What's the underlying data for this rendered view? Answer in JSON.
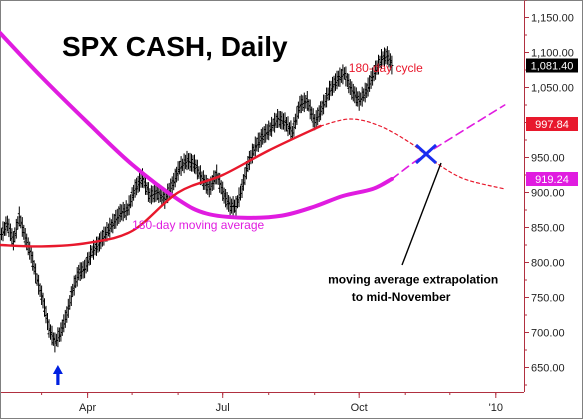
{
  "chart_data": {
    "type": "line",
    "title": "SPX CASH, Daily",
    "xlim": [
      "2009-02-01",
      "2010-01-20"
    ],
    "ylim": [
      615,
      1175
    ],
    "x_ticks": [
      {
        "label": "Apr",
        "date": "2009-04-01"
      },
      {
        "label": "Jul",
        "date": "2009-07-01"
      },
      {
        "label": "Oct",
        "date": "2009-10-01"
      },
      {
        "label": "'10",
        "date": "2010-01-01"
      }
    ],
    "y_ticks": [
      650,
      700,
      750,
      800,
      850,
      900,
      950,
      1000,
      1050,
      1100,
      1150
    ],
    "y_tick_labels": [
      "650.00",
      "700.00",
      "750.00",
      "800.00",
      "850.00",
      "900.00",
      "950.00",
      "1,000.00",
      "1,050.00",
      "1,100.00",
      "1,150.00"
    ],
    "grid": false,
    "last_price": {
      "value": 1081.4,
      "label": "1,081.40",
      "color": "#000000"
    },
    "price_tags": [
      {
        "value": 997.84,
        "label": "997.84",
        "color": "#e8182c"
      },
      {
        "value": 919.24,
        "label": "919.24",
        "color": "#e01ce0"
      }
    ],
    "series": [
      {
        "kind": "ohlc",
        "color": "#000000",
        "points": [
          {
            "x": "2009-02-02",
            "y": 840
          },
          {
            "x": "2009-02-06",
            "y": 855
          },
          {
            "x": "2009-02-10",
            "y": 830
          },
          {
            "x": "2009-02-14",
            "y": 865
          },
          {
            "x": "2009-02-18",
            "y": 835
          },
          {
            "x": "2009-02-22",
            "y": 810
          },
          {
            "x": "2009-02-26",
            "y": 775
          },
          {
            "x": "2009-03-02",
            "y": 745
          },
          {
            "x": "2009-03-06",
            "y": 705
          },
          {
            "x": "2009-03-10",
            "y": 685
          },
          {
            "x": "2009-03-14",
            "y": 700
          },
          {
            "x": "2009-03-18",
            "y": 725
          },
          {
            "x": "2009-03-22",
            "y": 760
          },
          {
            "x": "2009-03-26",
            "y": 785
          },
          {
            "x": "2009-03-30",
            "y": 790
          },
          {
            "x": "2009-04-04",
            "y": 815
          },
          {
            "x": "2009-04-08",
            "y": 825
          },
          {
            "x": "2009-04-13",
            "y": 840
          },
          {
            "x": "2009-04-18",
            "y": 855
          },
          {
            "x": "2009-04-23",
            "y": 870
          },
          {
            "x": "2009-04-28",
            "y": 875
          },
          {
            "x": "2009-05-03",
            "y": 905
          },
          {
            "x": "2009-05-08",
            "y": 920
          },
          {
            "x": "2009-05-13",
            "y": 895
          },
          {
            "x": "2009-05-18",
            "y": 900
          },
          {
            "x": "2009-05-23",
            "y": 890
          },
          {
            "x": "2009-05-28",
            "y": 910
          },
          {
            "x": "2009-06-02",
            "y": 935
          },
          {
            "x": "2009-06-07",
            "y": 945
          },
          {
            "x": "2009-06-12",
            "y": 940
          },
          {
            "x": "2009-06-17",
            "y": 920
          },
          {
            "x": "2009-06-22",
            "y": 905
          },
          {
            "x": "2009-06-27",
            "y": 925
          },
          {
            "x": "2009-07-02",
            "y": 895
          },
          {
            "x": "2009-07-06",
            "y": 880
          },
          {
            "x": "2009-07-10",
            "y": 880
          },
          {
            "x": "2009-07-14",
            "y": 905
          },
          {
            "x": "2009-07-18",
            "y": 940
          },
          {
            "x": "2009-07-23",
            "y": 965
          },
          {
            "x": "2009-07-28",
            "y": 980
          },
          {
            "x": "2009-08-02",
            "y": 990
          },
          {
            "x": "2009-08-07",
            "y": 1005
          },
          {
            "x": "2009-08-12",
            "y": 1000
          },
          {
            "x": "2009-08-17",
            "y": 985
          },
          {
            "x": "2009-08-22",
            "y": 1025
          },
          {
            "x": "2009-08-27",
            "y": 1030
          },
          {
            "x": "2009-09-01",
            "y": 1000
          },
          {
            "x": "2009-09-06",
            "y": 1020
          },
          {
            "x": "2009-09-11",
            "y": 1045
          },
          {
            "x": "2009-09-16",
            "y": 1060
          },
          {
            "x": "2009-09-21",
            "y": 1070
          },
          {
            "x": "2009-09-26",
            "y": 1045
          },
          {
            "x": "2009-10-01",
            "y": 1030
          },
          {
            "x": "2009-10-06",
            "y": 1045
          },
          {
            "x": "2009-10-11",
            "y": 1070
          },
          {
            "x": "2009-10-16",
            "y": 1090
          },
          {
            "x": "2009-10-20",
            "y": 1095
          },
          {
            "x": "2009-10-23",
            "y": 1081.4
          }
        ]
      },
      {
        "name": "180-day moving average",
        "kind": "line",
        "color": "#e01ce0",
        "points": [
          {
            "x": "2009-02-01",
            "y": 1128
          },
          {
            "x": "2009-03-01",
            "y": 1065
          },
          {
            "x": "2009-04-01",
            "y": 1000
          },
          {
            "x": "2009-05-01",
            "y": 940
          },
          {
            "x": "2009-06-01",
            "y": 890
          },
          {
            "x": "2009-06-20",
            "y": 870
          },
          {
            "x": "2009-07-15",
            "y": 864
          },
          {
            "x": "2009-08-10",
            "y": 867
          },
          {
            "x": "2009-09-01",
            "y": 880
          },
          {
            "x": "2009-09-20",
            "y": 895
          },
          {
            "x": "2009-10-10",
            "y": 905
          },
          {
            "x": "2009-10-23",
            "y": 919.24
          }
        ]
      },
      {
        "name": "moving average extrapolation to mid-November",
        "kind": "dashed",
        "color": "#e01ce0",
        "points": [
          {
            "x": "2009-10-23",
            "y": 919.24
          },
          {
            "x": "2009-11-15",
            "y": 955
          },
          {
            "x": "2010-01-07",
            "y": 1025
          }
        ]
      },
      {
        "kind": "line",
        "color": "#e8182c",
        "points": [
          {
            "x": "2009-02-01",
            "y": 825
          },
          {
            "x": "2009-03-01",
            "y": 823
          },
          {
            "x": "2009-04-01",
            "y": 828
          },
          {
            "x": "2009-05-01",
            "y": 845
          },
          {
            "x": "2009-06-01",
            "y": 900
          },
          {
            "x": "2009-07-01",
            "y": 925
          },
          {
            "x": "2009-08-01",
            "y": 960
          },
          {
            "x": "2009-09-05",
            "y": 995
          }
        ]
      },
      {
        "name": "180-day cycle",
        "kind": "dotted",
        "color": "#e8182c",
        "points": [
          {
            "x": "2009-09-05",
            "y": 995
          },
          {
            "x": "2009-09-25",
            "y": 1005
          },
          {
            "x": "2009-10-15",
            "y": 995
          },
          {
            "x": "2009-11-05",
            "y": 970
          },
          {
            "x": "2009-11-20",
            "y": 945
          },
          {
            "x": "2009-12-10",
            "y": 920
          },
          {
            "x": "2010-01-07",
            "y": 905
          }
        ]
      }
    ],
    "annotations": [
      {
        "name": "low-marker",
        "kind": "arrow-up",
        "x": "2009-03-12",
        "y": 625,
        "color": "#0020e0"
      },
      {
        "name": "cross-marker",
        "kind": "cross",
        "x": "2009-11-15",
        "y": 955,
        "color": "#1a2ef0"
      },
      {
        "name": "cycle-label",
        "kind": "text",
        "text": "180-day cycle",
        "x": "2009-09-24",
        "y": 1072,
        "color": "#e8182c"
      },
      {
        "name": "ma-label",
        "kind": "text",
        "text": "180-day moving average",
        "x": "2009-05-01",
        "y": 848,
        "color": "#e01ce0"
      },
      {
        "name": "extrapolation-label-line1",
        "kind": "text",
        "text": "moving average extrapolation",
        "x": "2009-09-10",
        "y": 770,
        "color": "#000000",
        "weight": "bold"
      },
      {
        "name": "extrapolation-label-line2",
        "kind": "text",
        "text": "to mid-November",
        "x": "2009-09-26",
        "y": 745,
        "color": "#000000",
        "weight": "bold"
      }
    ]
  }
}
──────────────────────────────
- [TASK INSTRUCTIONS]: Scan the entries above for the word "November" and collect each line holding it.

- [WRITTEN SOLUTION]:
        "name": "moving average extrapolation to mid-November",
        "text": "to mid-November",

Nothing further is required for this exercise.